Dataset rows:
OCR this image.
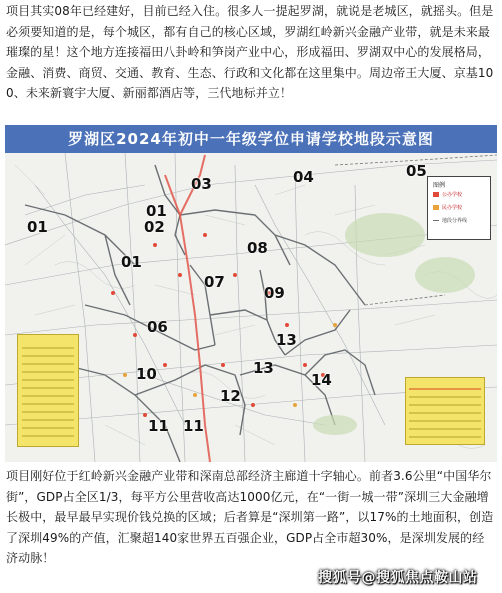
项目其实08年已经建好，目前已经入住。很多人一提起罗湖，就说是老城区，就摇头。但是必须要知道的是，每个城区，都有自己的核心区域，罗湖红岭新兴金融产业带，就是未来最璀璨的星！这个地方连接福田八卦岭和笋岗产业中心，形成福田、罗湖双中心的发展格局，金融、消费、商贸、交通、教育、生态、行政和文化都在这里集中。周边帝王大厦、京基100、未来新寰宇大厦、新丽都酒店等，三代地标并立！
罗湖区2024年初中一年级学位申请学校地段示意图
01
01
01
02
03	04	05
06
07
08
09
10
11 11
12
13
13
14
图例
公办学校
民办学校
地段分界线
项目刚好位于红岭新兴金融产业带和深南总部经济主廊道十字轴心。前者3.6公里“中国华尔街”，GDP占全区1/3，每平方公里营收高达1000亿元，在“一街一城一带”深圳三大金融增长极中，最早最早实现价钱兑换的区域；后者算是“深圳第一路”，以17%的土地面积，创造了深圳49%的产值，汇聚超140家世界五百强企业，GDP占全市超30%，是深圳发展的经济动脉！
搜狐号@搜狐焦点鞍山站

Instruction:
Quote every record above exactly, leaving out the pictures.

Final result:
OCR this image.
项目其实08年已经建好，目前已经入住。很多人一提起罗湖，就说是老城区，就摇头。但是必须要知道的是，每个城区，都有自己的核心区域，罗湖红岭新兴金融产业带，就是未来最璀璨的星！这个地方连接福田八卦岭和笋岗产业中心，形成福田、罗湖双中心的发展格局，金融、消费、商贸、交通、教育、生态、行政和文化都在这里集中。周边帝王大厦、京基100、未来新寰宇大厦、新丽都酒店等，三代地标并立！
罗湖区2024年初中一年级学位申请学校地段示意图
01
01
01
02
03	04	05
06
07
08
09
10
11 11
12
13
13
14
图例
公办学校
民办学校
地段分界线
项目刚好位于红岭新兴金融产业带和深南总部经济主廊道十字轴心。前者3.6公里“中国华尔街”，GDP占全区1/3，每平方公里营收高达1000亿元，在“一街一城一带”深圳三大金融增长极中，最早最早实现价钱兑换的区域；后者算是“深圳第一路”，以17%的土地面积，创造了深圳49%的产值，汇聚超140家世界五百强企业，GDP占全市超30%，是深圳发展的经济动脉！
搜狐号@搜狐焦点鞍山站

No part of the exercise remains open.